-- START EXERCISE DATA --

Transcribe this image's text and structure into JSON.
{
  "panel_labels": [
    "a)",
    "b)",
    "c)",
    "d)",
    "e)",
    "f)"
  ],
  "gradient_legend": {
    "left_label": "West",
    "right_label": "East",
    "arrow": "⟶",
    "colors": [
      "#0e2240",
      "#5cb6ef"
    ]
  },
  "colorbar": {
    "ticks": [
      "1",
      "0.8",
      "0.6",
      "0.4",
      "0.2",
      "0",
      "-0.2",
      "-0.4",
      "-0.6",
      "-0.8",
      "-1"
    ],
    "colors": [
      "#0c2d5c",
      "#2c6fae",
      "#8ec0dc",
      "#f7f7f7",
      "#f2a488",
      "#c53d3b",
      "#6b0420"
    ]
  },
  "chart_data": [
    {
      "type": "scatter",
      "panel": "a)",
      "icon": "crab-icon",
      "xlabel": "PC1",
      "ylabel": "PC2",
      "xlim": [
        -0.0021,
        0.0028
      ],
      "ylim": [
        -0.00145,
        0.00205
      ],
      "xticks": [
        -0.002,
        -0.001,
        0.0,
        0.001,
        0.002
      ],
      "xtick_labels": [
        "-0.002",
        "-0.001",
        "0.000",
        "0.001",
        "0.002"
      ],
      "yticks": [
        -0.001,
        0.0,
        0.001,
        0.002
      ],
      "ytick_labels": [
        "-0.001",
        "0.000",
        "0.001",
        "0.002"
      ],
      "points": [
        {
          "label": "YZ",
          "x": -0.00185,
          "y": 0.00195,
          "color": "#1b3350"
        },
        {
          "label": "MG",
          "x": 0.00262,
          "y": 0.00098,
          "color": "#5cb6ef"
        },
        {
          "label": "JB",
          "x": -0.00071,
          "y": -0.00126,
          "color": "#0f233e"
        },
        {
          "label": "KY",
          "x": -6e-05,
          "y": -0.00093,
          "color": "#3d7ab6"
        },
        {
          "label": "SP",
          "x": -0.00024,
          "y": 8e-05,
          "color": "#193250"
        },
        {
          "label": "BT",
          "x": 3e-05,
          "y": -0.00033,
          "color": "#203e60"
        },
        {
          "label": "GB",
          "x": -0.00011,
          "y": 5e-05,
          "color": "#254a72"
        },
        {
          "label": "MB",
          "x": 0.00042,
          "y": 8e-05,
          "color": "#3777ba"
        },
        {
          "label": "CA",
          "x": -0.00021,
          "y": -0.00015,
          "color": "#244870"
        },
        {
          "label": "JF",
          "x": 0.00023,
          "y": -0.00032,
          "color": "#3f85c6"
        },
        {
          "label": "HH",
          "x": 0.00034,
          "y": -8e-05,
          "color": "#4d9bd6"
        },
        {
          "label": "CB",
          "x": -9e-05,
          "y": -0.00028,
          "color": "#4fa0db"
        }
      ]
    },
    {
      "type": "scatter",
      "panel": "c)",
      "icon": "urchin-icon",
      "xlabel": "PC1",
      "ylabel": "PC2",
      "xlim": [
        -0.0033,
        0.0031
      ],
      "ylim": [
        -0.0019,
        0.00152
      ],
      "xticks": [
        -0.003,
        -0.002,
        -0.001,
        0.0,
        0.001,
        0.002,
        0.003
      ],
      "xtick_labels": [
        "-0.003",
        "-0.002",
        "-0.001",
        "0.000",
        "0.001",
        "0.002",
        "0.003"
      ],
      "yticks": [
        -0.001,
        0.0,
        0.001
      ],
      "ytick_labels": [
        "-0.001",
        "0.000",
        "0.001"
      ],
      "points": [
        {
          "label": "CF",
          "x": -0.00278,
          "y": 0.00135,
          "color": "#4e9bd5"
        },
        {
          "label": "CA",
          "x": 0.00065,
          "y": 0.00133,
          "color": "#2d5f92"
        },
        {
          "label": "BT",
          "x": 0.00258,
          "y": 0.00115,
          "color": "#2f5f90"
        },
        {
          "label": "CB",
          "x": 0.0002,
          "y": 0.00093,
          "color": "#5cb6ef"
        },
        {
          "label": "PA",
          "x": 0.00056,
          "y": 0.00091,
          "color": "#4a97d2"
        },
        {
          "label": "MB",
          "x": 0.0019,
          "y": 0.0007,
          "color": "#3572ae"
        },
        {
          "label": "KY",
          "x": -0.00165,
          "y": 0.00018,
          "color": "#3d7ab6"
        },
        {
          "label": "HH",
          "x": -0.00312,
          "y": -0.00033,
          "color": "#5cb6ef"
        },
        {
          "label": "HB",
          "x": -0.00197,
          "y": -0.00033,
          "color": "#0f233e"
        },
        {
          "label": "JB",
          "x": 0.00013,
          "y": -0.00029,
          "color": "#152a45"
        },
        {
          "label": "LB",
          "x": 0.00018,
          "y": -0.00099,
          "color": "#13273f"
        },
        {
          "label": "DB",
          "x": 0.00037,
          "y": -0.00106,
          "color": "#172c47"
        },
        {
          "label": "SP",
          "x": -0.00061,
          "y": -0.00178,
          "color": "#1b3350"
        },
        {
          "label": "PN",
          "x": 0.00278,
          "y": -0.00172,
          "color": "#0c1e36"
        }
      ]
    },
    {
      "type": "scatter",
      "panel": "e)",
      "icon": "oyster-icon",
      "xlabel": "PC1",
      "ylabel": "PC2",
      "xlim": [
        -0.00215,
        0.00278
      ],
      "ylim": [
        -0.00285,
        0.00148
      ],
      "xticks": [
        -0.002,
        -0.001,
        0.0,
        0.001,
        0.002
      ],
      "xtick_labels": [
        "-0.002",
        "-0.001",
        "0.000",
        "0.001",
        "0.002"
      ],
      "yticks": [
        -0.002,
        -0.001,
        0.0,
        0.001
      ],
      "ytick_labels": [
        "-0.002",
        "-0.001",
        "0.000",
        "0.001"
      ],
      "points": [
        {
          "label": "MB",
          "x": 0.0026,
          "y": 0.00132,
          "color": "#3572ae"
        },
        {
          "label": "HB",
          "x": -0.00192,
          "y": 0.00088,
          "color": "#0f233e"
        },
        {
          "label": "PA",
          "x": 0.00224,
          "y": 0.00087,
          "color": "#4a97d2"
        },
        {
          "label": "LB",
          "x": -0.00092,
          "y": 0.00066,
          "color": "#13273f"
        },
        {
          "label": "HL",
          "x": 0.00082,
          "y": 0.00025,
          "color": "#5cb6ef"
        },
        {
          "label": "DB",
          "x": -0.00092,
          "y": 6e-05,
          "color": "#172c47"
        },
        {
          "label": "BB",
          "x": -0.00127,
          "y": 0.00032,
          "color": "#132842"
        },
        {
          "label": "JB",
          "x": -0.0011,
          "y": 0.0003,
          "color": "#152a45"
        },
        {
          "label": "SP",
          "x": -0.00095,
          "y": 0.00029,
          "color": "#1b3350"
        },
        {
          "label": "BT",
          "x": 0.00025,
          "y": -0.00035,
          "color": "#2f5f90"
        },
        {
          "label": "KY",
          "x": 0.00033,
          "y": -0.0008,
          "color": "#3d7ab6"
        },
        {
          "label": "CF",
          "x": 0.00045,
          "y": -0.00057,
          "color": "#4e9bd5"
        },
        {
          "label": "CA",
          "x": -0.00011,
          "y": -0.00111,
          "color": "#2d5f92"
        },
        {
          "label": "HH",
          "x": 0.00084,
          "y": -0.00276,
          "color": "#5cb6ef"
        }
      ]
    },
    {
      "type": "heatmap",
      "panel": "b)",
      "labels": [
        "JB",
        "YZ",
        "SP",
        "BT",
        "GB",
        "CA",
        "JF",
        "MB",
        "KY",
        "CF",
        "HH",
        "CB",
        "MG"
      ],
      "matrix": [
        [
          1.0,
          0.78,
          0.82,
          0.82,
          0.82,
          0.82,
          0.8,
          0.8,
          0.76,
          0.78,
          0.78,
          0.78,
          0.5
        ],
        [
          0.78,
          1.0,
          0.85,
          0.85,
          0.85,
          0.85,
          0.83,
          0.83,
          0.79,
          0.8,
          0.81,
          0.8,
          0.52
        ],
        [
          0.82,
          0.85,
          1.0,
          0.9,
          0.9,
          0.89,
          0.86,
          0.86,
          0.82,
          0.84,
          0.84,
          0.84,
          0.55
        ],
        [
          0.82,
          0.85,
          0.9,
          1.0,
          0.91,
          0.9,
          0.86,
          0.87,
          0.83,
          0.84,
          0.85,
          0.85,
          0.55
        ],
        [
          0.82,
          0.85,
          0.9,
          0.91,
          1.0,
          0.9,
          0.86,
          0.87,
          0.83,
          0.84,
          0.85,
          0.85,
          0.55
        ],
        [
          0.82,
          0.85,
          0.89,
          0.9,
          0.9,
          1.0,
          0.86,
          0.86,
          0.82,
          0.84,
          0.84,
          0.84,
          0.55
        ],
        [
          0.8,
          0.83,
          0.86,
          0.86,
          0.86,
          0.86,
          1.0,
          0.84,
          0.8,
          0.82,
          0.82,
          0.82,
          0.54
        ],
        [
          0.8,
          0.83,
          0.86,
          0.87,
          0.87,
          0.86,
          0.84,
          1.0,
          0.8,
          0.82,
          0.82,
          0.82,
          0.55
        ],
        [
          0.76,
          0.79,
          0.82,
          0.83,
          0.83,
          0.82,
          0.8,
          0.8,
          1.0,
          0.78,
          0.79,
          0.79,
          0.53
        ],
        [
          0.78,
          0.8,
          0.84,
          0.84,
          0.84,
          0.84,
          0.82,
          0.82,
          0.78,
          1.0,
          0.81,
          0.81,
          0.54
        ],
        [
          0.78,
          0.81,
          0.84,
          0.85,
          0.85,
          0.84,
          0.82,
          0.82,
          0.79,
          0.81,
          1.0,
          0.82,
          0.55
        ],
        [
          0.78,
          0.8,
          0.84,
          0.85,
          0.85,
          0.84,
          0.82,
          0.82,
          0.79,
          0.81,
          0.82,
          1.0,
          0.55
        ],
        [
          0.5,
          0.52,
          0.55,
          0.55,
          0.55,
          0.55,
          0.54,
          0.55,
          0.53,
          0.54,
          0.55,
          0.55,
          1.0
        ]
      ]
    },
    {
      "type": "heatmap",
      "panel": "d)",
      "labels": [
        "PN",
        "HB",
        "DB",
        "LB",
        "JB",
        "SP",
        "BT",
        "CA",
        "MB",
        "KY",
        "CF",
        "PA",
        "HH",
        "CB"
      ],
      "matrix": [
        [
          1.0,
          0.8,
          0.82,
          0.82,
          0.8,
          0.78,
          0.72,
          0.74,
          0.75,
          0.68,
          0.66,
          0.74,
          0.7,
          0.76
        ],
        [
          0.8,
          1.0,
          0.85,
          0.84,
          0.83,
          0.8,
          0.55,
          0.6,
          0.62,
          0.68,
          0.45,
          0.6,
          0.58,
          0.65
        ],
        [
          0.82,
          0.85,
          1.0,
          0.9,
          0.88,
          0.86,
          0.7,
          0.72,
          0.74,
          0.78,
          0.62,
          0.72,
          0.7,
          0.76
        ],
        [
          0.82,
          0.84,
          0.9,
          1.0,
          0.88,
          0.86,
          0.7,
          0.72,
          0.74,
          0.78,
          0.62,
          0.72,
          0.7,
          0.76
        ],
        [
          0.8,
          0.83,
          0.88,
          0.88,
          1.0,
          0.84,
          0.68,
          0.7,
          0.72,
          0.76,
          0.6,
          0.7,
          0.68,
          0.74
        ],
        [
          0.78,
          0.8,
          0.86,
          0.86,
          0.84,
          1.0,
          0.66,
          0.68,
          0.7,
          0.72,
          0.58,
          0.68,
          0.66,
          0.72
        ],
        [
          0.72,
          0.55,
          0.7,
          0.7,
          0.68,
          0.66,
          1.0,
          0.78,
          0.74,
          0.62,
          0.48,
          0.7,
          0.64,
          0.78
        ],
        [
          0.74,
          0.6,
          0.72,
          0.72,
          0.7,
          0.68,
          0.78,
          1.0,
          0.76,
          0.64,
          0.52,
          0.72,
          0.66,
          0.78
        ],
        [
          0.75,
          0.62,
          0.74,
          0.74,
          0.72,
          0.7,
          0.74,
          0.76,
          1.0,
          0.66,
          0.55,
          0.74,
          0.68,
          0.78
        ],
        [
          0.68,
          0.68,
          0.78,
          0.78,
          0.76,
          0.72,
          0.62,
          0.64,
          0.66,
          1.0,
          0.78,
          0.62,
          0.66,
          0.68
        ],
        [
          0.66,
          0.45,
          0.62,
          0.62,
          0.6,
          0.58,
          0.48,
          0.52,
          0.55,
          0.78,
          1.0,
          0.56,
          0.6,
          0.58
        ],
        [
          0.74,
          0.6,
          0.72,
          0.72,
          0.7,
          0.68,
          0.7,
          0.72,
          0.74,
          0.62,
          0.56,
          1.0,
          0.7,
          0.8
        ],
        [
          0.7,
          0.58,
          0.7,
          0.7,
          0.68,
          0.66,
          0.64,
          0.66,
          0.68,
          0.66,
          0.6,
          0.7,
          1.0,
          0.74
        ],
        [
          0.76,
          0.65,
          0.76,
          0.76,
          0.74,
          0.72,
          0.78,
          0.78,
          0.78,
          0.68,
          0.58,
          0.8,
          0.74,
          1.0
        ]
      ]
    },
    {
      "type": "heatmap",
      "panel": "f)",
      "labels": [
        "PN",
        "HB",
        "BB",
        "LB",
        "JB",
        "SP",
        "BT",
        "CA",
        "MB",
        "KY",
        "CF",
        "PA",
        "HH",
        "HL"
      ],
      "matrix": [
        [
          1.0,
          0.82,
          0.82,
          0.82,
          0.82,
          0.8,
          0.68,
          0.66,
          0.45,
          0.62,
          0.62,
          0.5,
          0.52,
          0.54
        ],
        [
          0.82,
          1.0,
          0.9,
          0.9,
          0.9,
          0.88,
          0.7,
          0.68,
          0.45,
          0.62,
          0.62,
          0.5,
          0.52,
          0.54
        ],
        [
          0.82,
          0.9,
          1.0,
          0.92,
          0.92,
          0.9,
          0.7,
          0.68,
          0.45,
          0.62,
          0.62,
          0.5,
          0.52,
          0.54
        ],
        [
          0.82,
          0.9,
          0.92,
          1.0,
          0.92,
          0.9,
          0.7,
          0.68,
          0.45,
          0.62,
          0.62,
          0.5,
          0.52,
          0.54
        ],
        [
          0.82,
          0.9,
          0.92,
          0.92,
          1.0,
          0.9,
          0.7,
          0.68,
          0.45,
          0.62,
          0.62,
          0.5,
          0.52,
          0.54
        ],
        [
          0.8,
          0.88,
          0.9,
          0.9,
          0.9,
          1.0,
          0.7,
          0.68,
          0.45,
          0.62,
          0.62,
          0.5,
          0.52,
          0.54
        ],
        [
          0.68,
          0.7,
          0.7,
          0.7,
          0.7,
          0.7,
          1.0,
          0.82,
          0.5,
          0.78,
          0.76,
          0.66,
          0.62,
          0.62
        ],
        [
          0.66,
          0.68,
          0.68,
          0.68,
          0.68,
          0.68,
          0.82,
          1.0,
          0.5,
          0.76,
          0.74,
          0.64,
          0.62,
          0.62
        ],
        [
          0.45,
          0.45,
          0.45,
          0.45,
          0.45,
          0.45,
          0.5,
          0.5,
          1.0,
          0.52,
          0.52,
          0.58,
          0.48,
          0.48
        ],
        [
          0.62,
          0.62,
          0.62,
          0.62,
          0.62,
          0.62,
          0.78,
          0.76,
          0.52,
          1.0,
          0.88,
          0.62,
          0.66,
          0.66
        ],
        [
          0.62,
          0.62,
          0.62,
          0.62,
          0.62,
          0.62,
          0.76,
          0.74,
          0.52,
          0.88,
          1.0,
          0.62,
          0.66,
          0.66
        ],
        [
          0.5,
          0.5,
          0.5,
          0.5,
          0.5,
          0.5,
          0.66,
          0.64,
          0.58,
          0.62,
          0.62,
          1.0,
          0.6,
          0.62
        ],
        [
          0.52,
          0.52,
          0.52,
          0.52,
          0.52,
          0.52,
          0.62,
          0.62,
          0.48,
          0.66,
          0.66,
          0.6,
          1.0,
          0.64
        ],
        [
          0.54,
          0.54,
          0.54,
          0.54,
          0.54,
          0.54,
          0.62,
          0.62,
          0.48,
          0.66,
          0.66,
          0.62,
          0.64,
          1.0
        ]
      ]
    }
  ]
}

-- END EXERCISE DATA --

SHORT TASK: Lines of the material that contain the word "icon" are to be gathered.

WRITTEN RESPONSE:
      "icon": "crab-icon",
      "icon": "urchin-icon",
      "icon": "oyster-icon",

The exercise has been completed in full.